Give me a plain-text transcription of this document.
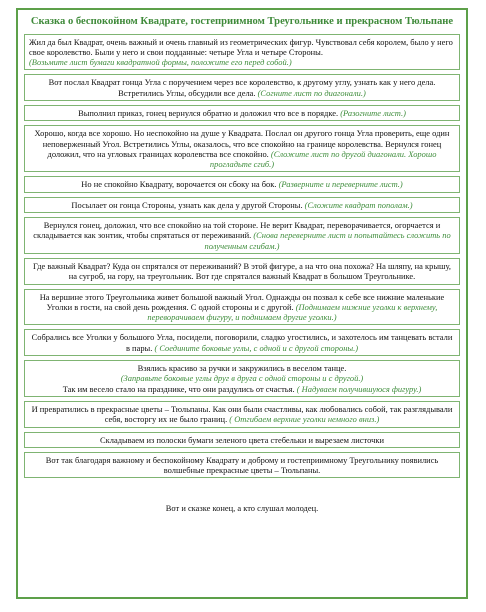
Сказка о беспокойном Квадрате, гостеприимном Треугольнике и прекрасном Тюльпане
Жил да был Квадрат, очень важный и очень главный из геометрических фигур. Чувствовал себя королем, было у него свое королевство. Были у него и свои подданные: четыре Угла и четыре Стороны.
(Возьмите лист бумаги квадратной формы, положите его перед собой.)
Вот послал Квадрат гонца Угла с поручением через все королевство, к другому углу, узнать как у него дела. Встретились Углы, обсудили все дела. (Согните лист по диагонали.)
Выполнил приказ, гонец вернулся обратно и доложил что все в порядке. (Разогните лист.)
Хорошо, когда все хорошо. Но неспокойно на душе у Квадрата. Послал он другого гонца Угла проверить, еще один неповерженный Угол. Встретились Углы, оказалось, что все спокойно на границе королевства. Вернулся гонец доложил, что на угловых границах королевства все спокойно. (Сложите лист по другой диагонали. Хорошо прогладьте сгиб.)
Но не спокойно Квадрату, ворочается он сбоку на бок. (Разверните и переверните лист.)
Посылает он гонца Стороны, узнать как дела у другой Стороны. (Сложите квадрат пополам.)
Вернулся гонец, доложил, что все спокойно на той стороне. Не верит Квадрат, переворачивается, огорчается и складывается как зонтик, чтобы спрятаться от переживаний. (Снова переверните лист и попытайтесь сложить по полученным сгибам.)
Где важный Квадрат? Куда он спрятался от переживаний? В этой фигуре, а на что она похожа? На шляпу, на крышу, на сугроб, на гору, на треугольник. Вот где спрятался важный Квадрат в большом Треугольнике.
На вершине этого Треугольника живет большой важный Угол. Однажды он позвал к себе все нижние маленькие Уголки в гости, на свой день рождения. С одной стороны и с другой. (Поднимаем нижние уголки к верхнему, переворачиваем фигуру, и поднимаем другие уголки.)
Собрались все Уголки у большого Угла, посидели, поговорили, сладко угостились, и захотелось им танцевать встали в пары. ( Соедините боковые углы, с одной и с другой стороны.)
Взялись красиво за ручки и закружились в веселом танце.
(Заправьте боковые углы друг в друга с одной стороны и с другой.)
Так им весело стало на празднике, что они раздулись от счастья. ( Надуваем получившуюся фигуру.)
И превратились в прекрасные цветы – Тюльпаны. Как они были счастливы, как любовались собой, так разглядывали себя, восторгу их не было границ. ( Отгибаем верхние уголки немного вниз.)
Складываем из полоски бумаги зеленого цвета стебельки и вырезаем листочки
Вот так благодаря важному и беспокойному Квадрату и доброму и гостеприимному Треугольнику появились волшебные прекрасные цветы – Тюльпаны.
Вот и сказке конец, а кто слушал молодец.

+--

Return from the data every line that holds "боковые".

Собрались все Уголки у большого Угла, посидели, поговорили, сладко угостились, и захотелось им танцевать встали в пары. ( Соедините боковые углы, с одной и с другой стороны.)
(Заправьте боковые углы друг в друга с одной стороны и с другой.)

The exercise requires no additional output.